_Goal_
Reproduce every one of the entries below verbatim, keeping each line unchanged and in its original order.
|---|
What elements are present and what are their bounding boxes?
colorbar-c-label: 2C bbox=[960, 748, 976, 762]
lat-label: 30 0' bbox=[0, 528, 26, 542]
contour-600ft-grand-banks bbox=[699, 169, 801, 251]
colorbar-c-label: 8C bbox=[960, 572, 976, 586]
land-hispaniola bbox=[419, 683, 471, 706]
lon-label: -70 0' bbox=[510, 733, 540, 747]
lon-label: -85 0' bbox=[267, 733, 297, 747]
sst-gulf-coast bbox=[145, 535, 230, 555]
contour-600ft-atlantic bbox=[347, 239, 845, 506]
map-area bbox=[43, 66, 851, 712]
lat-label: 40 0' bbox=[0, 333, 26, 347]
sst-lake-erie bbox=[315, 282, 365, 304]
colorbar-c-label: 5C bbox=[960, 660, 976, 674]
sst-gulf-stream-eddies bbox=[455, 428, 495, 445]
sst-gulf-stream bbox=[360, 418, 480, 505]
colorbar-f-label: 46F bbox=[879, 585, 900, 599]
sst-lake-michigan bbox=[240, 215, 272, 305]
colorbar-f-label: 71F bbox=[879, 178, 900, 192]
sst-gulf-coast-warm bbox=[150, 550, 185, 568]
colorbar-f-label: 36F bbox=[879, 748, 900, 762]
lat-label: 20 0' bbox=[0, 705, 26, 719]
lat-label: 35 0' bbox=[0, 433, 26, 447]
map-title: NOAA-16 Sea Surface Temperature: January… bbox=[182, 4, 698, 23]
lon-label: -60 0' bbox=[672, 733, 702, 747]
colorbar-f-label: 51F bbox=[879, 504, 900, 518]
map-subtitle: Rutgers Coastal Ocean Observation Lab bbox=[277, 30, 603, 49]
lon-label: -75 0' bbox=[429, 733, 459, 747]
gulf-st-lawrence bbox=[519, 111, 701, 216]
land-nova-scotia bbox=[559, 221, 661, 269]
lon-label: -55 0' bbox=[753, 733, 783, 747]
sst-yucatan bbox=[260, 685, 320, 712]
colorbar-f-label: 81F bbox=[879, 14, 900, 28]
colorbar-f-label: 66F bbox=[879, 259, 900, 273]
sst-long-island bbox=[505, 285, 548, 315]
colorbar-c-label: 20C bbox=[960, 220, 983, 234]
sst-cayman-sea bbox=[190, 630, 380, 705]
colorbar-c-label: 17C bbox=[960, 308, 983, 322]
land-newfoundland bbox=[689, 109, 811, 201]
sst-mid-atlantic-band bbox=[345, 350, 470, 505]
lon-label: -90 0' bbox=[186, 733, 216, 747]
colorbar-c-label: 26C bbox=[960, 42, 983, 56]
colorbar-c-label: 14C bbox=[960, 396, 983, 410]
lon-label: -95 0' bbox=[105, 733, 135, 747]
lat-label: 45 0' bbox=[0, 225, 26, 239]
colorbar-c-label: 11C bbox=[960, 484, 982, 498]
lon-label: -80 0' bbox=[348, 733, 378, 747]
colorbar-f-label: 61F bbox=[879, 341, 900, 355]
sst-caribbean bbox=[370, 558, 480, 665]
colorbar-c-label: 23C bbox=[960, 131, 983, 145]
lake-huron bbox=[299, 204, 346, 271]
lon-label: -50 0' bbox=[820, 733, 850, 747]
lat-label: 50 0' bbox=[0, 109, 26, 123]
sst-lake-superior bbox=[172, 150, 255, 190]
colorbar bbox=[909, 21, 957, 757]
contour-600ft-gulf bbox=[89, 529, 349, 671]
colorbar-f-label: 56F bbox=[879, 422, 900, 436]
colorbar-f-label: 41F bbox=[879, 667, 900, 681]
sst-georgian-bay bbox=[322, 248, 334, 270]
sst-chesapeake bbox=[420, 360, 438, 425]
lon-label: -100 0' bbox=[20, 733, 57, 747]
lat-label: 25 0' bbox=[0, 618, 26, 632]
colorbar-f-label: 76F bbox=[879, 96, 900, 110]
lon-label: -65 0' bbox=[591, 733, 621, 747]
|---|
_The answer_
What elements are present and what are their bounding boxes?
colorbar-c-label: 2C bbox=[960, 748, 976, 762]
lat-label: 30 0' bbox=[0, 528, 26, 542]
contour-600ft-grand-banks bbox=[699, 169, 801, 251]
colorbar-c-label: 8C bbox=[960, 572, 976, 586]
land-hispaniola bbox=[419, 683, 471, 706]
lon-label: -70 0' bbox=[510, 733, 540, 747]
lon-label: -85 0' bbox=[267, 733, 297, 747]
sst-gulf-coast bbox=[145, 535, 230, 555]
contour-600ft-atlantic bbox=[347, 239, 845, 506]
map-area bbox=[43, 66, 851, 712]
lat-label: 40 0' bbox=[0, 333, 26, 347]
sst-lake-erie bbox=[315, 282, 365, 304]
colorbar-c-label: 5C bbox=[960, 660, 976, 674]
sst-gulf-stream-eddies bbox=[455, 428, 495, 445]
sst-gulf-stream bbox=[360, 418, 480, 505]
colorbar-f-label: 46F bbox=[879, 585, 900, 599]
sst-lake-michigan bbox=[240, 215, 272, 305]
colorbar-f-label: 71F bbox=[879, 178, 900, 192]
sst-gulf-coast-warm bbox=[150, 550, 185, 568]
colorbar-f-label: 36F bbox=[879, 748, 900, 762]
lat-label: 20 0' bbox=[0, 705, 26, 719]
lat-label: 35 0' bbox=[0, 433, 26, 447]
map-title: NOAA-16 Sea Surface Temperature: January… bbox=[182, 4, 698, 23]
lon-label: -60 0' bbox=[672, 733, 702, 747]
colorbar-f-label: 51F bbox=[879, 504, 900, 518]
map-subtitle: Rutgers Coastal Ocean Observation Lab bbox=[277, 30, 603, 49]
lon-label: -75 0' bbox=[429, 733, 459, 747]
gulf-st-lawrence bbox=[519, 111, 701, 216]
land-nova-scotia bbox=[559, 221, 661, 269]
lon-label: -55 0' bbox=[753, 733, 783, 747]
sst-yucatan bbox=[260, 685, 320, 712]
colorbar-f-label: 81F bbox=[879, 14, 900, 28]
colorbar-f-label: 66F bbox=[879, 259, 900, 273]
sst-long-island bbox=[505, 285, 548, 315]
colorbar-c-label: 20C bbox=[960, 220, 983, 234]
sst-cayman-sea bbox=[190, 630, 380, 705]
colorbar-c-label: 17C bbox=[960, 308, 983, 322]
land-newfoundland bbox=[689, 109, 811, 201]
sst-mid-atlantic-band bbox=[345, 350, 470, 505]
lon-label: -90 0' bbox=[186, 733, 216, 747]
colorbar-c-label: 26C bbox=[960, 42, 983, 56]
colorbar-c-label: 14C bbox=[960, 396, 983, 410]
lon-label: -95 0' bbox=[105, 733, 135, 747]
lat-label: 45 0' bbox=[0, 225, 26, 239]
colorbar-c-label: 11C bbox=[960, 484, 982, 498]
lon-label: -80 0' bbox=[348, 733, 378, 747]
colorbar-f-label: 61F bbox=[879, 341, 900, 355]
sst-caribbean bbox=[370, 558, 480, 665]
colorbar-c-label: 23C bbox=[960, 131, 983, 145]
lake-huron bbox=[299, 204, 346, 271]
lon-label: -50 0' bbox=[820, 733, 850, 747]
lat-label: 50 0' bbox=[0, 109, 26, 123]
sst-lake-superior bbox=[172, 150, 255, 190]
colorbar bbox=[909, 21, 957, 757]
contour-600ft-gulf bbox=[89, 529, 349, 671]
colorbar-f-label: 56F bbox=[879, 422, 900, 436]
colorbar-f-label: 41F bbox=[879, 667, 900, 681]
sst-georgian-bay bbox=[322, 248, 334, 270]
sst-chesapeake bbox=[420, 360, 438, 425]
lon-label: -100 0' bbox=[20, 733, 57, 747]
lat-label: 25 0' bbox=[0, 618, 26, 632]
colorbar-f-label: 76F bbox=[879, 96, 900, 110]
lon-label: -65 0' bbox=[591, 733, 621, 747]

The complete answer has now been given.